_Required work_
Could you write out every entry exactly as it stands?

_Data for this task_

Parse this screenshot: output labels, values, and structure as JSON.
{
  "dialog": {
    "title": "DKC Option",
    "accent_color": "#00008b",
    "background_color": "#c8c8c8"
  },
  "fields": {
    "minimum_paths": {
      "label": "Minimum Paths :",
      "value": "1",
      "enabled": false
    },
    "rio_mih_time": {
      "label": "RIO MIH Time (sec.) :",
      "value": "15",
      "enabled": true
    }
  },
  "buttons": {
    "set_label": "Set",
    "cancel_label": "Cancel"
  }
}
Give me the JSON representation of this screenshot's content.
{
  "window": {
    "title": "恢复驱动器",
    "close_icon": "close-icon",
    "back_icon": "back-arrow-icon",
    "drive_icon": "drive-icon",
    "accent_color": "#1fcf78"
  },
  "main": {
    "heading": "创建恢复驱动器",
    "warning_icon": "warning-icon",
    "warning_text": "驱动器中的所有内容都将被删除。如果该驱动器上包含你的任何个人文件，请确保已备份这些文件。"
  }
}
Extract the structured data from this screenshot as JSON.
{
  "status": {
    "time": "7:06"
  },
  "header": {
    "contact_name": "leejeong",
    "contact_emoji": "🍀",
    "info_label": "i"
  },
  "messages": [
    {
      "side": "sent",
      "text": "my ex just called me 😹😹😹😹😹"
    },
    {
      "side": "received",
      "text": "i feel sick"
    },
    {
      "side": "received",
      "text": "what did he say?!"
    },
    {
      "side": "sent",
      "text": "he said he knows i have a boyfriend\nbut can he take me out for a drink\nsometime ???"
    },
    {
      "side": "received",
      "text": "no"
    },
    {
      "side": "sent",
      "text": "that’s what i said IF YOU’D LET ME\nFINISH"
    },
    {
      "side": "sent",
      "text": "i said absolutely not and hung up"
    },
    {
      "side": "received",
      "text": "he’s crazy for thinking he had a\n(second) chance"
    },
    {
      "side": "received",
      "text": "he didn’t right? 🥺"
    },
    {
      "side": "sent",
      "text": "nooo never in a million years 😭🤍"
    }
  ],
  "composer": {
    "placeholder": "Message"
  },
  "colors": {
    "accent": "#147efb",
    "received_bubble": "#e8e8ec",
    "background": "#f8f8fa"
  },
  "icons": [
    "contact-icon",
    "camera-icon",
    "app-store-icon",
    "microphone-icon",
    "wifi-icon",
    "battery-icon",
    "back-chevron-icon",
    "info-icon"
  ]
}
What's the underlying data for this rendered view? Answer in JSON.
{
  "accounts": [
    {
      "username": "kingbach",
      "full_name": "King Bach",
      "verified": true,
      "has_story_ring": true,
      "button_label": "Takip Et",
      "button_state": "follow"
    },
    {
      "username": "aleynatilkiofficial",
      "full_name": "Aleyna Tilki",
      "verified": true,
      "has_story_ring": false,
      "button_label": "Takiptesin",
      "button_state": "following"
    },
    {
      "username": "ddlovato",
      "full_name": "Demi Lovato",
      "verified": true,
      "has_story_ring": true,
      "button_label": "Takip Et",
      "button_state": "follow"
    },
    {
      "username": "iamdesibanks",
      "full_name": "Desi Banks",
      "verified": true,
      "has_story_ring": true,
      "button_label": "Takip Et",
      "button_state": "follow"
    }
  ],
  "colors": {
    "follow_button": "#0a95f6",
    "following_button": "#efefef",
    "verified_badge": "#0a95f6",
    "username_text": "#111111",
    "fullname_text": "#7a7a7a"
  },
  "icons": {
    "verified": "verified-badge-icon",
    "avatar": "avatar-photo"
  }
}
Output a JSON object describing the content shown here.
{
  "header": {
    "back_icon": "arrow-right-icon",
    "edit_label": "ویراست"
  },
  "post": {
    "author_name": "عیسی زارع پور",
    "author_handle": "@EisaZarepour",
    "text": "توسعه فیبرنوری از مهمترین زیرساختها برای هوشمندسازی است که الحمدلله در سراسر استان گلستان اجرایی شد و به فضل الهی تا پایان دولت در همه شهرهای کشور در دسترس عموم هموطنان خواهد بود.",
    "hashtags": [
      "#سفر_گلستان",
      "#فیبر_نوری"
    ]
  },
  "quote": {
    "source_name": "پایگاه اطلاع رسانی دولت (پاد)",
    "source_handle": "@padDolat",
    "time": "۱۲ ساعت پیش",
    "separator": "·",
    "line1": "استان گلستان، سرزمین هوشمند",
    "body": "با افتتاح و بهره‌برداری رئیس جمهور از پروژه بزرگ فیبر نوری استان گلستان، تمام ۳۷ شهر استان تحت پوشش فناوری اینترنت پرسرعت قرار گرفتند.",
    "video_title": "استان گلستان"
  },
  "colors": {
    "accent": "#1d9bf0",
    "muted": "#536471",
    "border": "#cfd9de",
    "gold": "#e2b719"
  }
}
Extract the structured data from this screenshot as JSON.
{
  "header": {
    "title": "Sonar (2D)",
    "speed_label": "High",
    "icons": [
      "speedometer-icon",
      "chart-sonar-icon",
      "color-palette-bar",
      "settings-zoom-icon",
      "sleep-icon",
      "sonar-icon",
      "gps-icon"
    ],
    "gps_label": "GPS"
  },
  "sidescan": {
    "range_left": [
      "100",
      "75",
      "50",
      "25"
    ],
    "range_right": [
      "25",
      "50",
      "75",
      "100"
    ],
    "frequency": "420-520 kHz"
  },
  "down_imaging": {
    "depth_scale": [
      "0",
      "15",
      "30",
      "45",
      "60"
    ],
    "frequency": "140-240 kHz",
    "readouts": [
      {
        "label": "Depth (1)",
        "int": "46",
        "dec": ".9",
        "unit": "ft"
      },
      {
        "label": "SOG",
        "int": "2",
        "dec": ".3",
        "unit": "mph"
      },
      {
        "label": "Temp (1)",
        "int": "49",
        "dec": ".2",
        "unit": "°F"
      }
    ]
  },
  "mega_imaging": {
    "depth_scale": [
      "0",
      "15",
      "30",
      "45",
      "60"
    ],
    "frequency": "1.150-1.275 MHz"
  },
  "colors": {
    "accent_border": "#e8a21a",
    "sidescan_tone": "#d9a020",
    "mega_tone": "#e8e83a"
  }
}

_Result below_
Parse this screenshot: output labels, values, and structure as JSON.
{
  "dialog": {
    "title": "DKC Option",
    "accent_color": "#00008b",
    "background_color": "#c8c8c8"
  },
  "fields": {
    "minimum_paths": {
      "label": "Minimum Paths :",
      "value": "1",
      "enabled": false
    },
    "rio_mih_time": {
      "label": "RIO MIH Time (sec.) :",
      "value": "15",
      "enabled": true
    }
  },
  "buttons": {
    "set_label": "Set",
    "cancel_label": "Cancel"
  }
}
Give me the JSON representation of this screenshot's content.
{
  "window": {
    "title": "恢复驱动器",
    "close_icon": "close-icon",
    "back_icon": "back-arrow-icon",
    "drive_icon": "drive-icon",
    "accent_color": "#1fcf78"
  },
  "main": {
    "heading": "创建恢复驱动器",
    "warning_icon": "warning-icon",
    "warning_text": "驱动器中的所有内容都将被删除。如果该驱动器上包含你的任何个人文件，请确保已备份这些文件。"
  }
}
Extract the structured data from this screenshot as JSON.
{
  "status": {
    "time": "7:06"
  },
  "header": {
    "contact_name": "leejeong",
    "contact_emoji": "🍀",
    "info_label": "i"
  },
  "messages": [
    {
      "side": "sent",
      "text": "my ex just called me 😹😹😹😹😹"
    },
    {
      "side": "received",
      "text": "i feel sick"
    },
    {
      "side": "received",
      "text": "what did he say?!"
    },
    {
      "side": "sent",
      "text": "he said he knows i have a boyfriend\nbut can he take me out for a drink\nsometime ???"
    },
    {
      "side": "received",
      "text": "no"
    },
    {
      "side": "sent",
      "text": "that’s what i said IF YOU’D LET ME\nFINISH"
    },
    {
      "side": "sent",
      "text": "i said absolutely not and hung up"
    },
    {
      "side": "received",
      "text": "he’s crazy for thinking he had a\n(second) chance"
    },
    {
      "side": "received",
      "text": "he didn’t right? 🥺"
    },
    {
      "side": "sent",
      "text": "nooo never in a million years 😭🤍"
    }
  ],
  "composer": {
    "placeholder": "Message"
  },
  "colors": {
    "accent": "#147efb",
    "received_bubble": "#e8e8ec",
    "background": "#f8f8fa"
  },
  "icons": [
    "contact-icon",
    "camera-icon",
    "app-store-icon",
    "microphone-icon",
    "wifi-icon",
    "battery-icon",
    "back-chevron-icon",
    "info-icon"
  ]
}
What's the underlying data for this rendered view? Answer in JSON.
{
  "accounts": [
    {
      "username": "kingbach",
      "full_name": "King Bach",
      "verified": true,
      "has_story_ring": true,
      "button_label": "Takip Et",
      "button_state": "follow"
    },
    {
      "username": "aleynatilkiofficial",
      "full_name": "Aleyna Tilki",
      "verified": true,
      "has_story_ring": false,
      "button_label": "Takiptesin",
      "button_state": "following"
    },
    {
      "username": "ddlovato",
      "full_name": "Demi Lovato",
      "verified": true,
      "has_story_ring": true,
      "button_label": "Takip Et",
      "button_state": "follow"
    },
    {
      "username": "iamdesibanks",
      "full_name": "Desi Banks",
      "verified": true,
      "has_story_ring": true,
      "button_label": "Takip Et",
      "button_state": "follow"
    }
  ],
  "colors": {
    "follow_button": "#0a95f6",
    "following_button": "#efefef",
    "verified_badge": "#0a95f6",
    "username_text": "#111111",
    "fullname_text": "#7a7a7a"
  },
  "icons": {
    "verified": "verified-badge-icon",
    "avatar": "avatar-photo"
  }
}
Output a JSON object describing the content shown here.
{
  "header": {
    "back_icon": "arrow-right-icon",
    "edit_label": "ویراست"
  },
  "post": {
    "author_name": "عیسی زارع پور",
    "author_handle": "@EisaZarepour",
    "text": "توسعه فیبرنوری از مهمترین زیرساختها برای هوشمندسازی است که الحمدلله در سراسر استان گلستان اجرایی شد و به فضل الهی تا پایان دولت در همه شهرهای کشور در دسترس عموم هموطنان خواهد بود.",
    "hashtags": [
      "#سفر_گلستان",
      "#فیبر_نوری"
    ]
  },
  "quote": {
    "source_name": "پایگاه اطلاع رسانی دولت (پاد)",
    "source_handle": "@padDolat",
    "time": "۱۲ ساعت پیش",
    "separator": "·",
    "line1": "استان گلستان، سرزمین هوشمند",
    "body": "با افتتاح و بهره‌برداری رئیس جمهور از پروژه بزرگ فیبر نوری استان گلستان، تمام ۳۷ شهر استان تحت پوشش فناوری اینترنت پرسرعت قرار گرفتند.",
    "video_title": "استان گلستان"
  },
  "colors": {
    "accent": "#1d9bf0",
    "muted": "#536471",
    "border": "#cfd9de",
    "gold": "#e2b719"
  }
}
Extract the structured data from this screenshot as JSON.
{
  "header": {
    "title": "Sonar (2D)",
    "speed_label": "High",
    "icons": [
      "speedometer-icon",
      "chart-sonar-icon",
      "color-palette-bar",
      "settings-zoom-icon",
      "sleep-icon",
      "sonar-icon",
      "gps-icon"
    ],
    "gps_label": "GPS"
  },
  "sidescan": {
    "range_left": [
      "100",
      "75",
      "50",
      "25"
    ],
    "range_right": [
      "25",
      "50",
      "75",
      "100"
    ],
    "frequency": "420-520 kHz"
  },
  "down_imaging": {
    "depth_scale": [
      "0",
      "15",
      "30",
      "45",
      "60"
    ],
    "frequency": "140-240 kHz",
    "readouts": [
      {
        "label": "Depth (1)",
        "int": "46",
        "dec": ".9",
        "unit": "ft"
      },
      {
        "label": "SOG",
        "int": "2",
        "dec": ".3",
        "unit": "mph"
      },
      {
        "label": "Temp (1)",
        "int": "49",
        "dec": ".2",
        "unit": "°F"
      }
    ]
  },
  "mega_imaging": {
    "depth_scale": [
      "0",
      "15",
      "30",
      "45",
      "60"
    ],
    "frequency": "1.150-1.275 MHz"
  },
  "colors": {
    "accent_border": "#e8a21a",
    "sidescan_tone": "#d9a020",
    "mega_tone": "#e8e83a"
  }
}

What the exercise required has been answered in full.